### [EXERCISE DETAILS]
Below are some records; give them all again exactly, but not the pictures.

### [INPUT DATA]
----------------

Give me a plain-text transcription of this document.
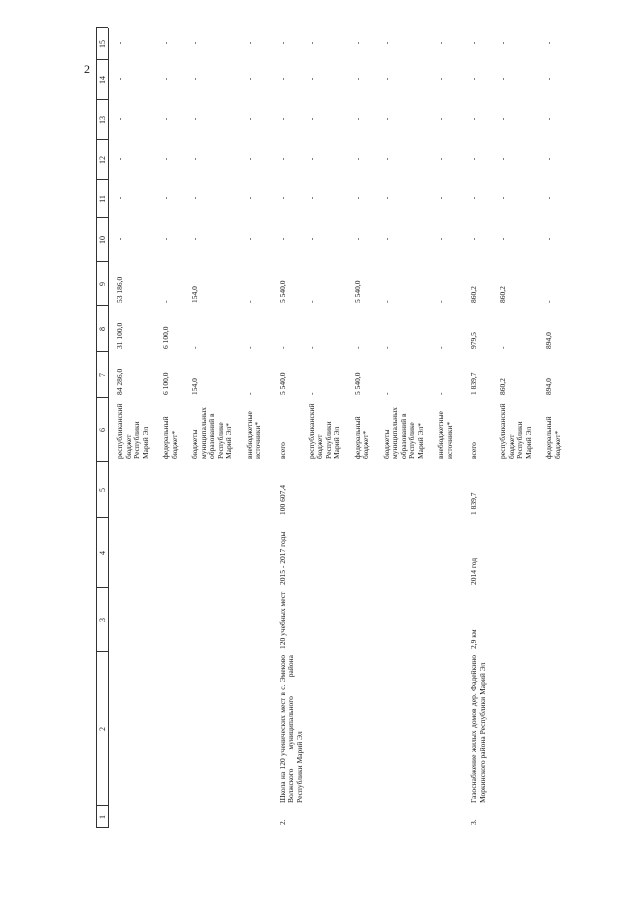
2
1
2
3
4
5
6
7
8
9
10
11
12
13
14
15
республиканский бюджет Республики Марий Эл
84 286,0
31 100,0
53 186,0
-
-
-
-
-
-
федеральный бюджет*
6 100,0
6 100,0
-
-
-
-
-
-
-
бюджеты муниципальных образований в Республике Марий Эл*
154,0
-
154,0
-
-
-
-
-
-
внебюджетные источники*
-
-
-
-
-
-
-
-
-
2.
Школа на 120 ученических мест в с. Эмеково Волжского муниципального района Республики Марий Эл
120 учебных мест
2015 - 2017 годы
100 607,4
всего
5 540,0
-
5 540,0
-
-
-
-
-
-
республиканский бюджет Республики Марий Эл
-
-
-
-
-
-
-
-
-
федеральный бюджет*
5 540,0
-
5 540,0
-
-
-
-
-
-
бюджеты муниципальных образований в Республике Марий Эл*
-
-
-
-
-
-
-
-
-
внебюджетные источники*
-
-
-
-
-
-
-
-
-
3.
Газоснабжение жилых домов дер. Фадейкино Моркинского района Республики Марий Эл
2,9 км
2014 год
1 839,7
всего
1 839,7
979,5
860,2
-
-
-
-
-
-
республиканский бюджет Республики Марий Эл
860,2
-
860,2
-
-
-
-
-
-
федеральный бюджет*
894,0
894,0
-
-
-
-
-
-
-
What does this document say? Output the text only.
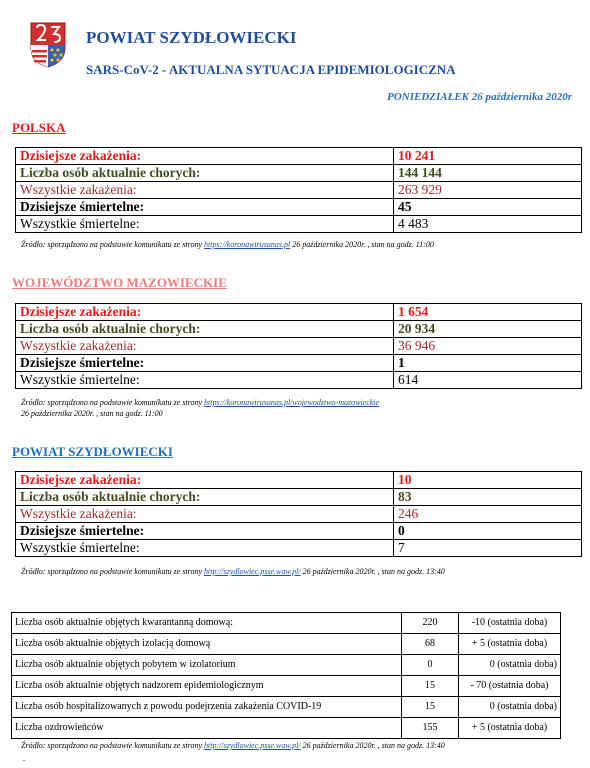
POWIAT SZYDŁOWIECKI
SARS-CoV-2 - AKTUALNA SYTUACJA EPIDEMIOLOGICZNA
PONIEDZIAŁEK 26 października 2020r
POLSKA
Dzisiejsze zakażenia:	10 241
Liczba osób aktualnie chorych:	144 144
Wszystkie zakażenia:	263 929
Dzisiejsze śmiertelne:	45
Wszystkie śmiertelne:	4 483
Źródło: sporządzono na podstawie komunikatu ze strony https://koronawirusunas.pl 26 października 2020r. , stan na godz. 11:00
WOJEWÓDZTWO MAZOWIECKIE
Dzisiejsze zakażenia:	1 654
Liczba osób aktualnie chorych:	20 934
Wszystkie zakażenia:	36 946
Dzisiejsze śmiertelne:	1
Wszystkie śmiertelne:	614
Źródło: sporządzono na podstawie komunikatu ze strony https://koronawirusunas.pl/wojewodztwo-mazowieckie
26 października 2020r. , stan na godz. 11:00
POWIAT SZYDŁOWIECKI
Dzisiejsze zakażenia:	10
Liczba osób aktualnie chorych:	83
Wszystkie zakażenia:	246
Dzisiejsze śmiertelne:	0
Wszystkie śmiertelne:	7
Źródło: sporządzono na podstawie komunikatu ze strony http://szydlowiec.psse.waw.pl/ 26 października 2020r. , stan na godz. 13:40
Liczba osób aktualnie objętych kwarantanną domową:	220	-10 (ostatnia doba)
Liczba osób aktualnie objętych izolacją domową	68	+ 5 (ostatnia doba)
Liczba osób aktualnie objętych pobytem w izolatorium	0	0 (ostatnia doba)
Liczba osób aktualnie objętych nadzorem epidemiologicznym	15	- 70 (ostatnia doba)
Liczba osób hospitalizowanych z powodu podejrzenia zakażenia COVID-19	15	0 (ostatnia doba)
Liczba ozdrowieńców	155	+ 5 (ostatnia doba)
Źródło: sporządzono na podstawie komunikatu ze strony http://szydlowiec.psse.waw.pl/ 26 października 2020r. , stan na godz. 13:40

----------------

### [WRITTEN SOLUTION]
Give me a plain-text transcription of this document.
2
1
2
3
4
5
6
7
8
9
10
11
12
13
14
15
республиканский бюджет Республики Марий Эл
84 286,0
31 100,0
53 186,0
-
-
-
-
-
-
федеральный бюджет*
6 100,0
6 100,0
-
-
-
-
-
-
-
бюджеты муниципальных образований в Республике Марий Эл*
154,0
-
154,0
-
-
-
-
-
-
внебюджетные источники*
-
-
-
-
-
-
-
-
-
2.
Школа на 120 ученических мест в с. Эмеково Волжского муниципального района Республики Марий Эл
120 учебных мест
2015 - 2017 годы
100 607,4
всего
5 540,0
-
5 540,0
-
-
-
-
-
-
республиканский бюджет Республики Марий Эл
-
-
-
-
-
-
-
-
-
федеральный бюджет*
5 540,0
-
5 540,0
-
-
-
-
-
-
бюджеты муниципальных образований в Республике Марий Эл*
-
-
-
-
-
-
-
-
-
внебюджетные источники*
-
-
-
-
-
-
-
-
-
3.
Газоснабжение жилых домов дер. Фадейкино Моркинского района Республики Марий Эл
2,9 км
2014 год
1 839,7
всего
1 839,7
979,5
860,2
-
-
-
-
-
-
республиканский бюджет Республики Марий Эл
860,2
-
860,2
-
-
-
-
-
-
федеральный бюджет*
894,0
894,0
-
-
-
-
-
-
-
What does this document say? Output the text only.
POWIAT SZYDŁOWIECKI
SARS-CoV-2 - AKTUALNA SYTUACJA EPIDEMIOLOGICZNA
PONIEDZIAŁEK 26 października 2020r
POLSKA
Dzisiejsze zakażenia:	10 241
Liczba osób aktualnie chorych:	144 144
Wszystkie zakażenia:	263 929
Dzisiejsze śmiertelne:	45
Wszystkie śmiertelne:	4 483
Źródło: sporządzono na podstawie komunikatu ze strony https://koronawirusunas.pl 26 października 2020r. , stan na godz. 11:00
WOJEWÓDZTWO MAZOWIECKIE
Dzisiejsze zakażenia:	1 654
Liczba osób aktualnie chorych:	20 934
Wszystkie zakażenia:	36 946
Dzisiejsze śmiertelne:	1
Wszystkie śmiertelne:	614
Źródło: sporządzono na podstawie komunikatu ze strony https://koronawirusunas.pl/wojewodztwo-mazowieckie
26 października 2020r. , stan na godz. 11:00
POWIAT SZYDŁOWIECKI
Dzisiejsze zakażenia:	10
Liczba osób aktualnie chorych:	83
Wszystkie zakażenia:	246
Dzisiejsze śmiertelne:	0
Wszystkie śmiertelne:	7
Źródło: sporządzono na podstawie komunikatu ze strony http://szydlowiec.psse.waw.pl/ 26 października 2020r. , stan na godz. 13:40
Liczba osób aktualnie objętych kwarantanną domową:	220	-10 (ostatnia doba)
Liczba osób aktualnie objętych izolacją domową	68	+ 5 (ostatnia doba)
Liczba osób aktualnie objętych pobytem w izolatorium	0	0 (ostatnia doba)
Liczba osób aktualnie objętych nadzorem epidemiologicznym	15	- 70 (ostatnia doba)
Liczba osób hospitalizowanych z powodu podejrzenia zakażenia COVID-19	15	0 (ostatnia doba)
Liczba ozdrowieńców	155	+ 5 (ostatnia doba)
Źródło: sporządzono na podstawie komunikatu ze strony http://szydlowiec.psse.waw.pl/ 26 października 2020r. , stan na godz. 13:40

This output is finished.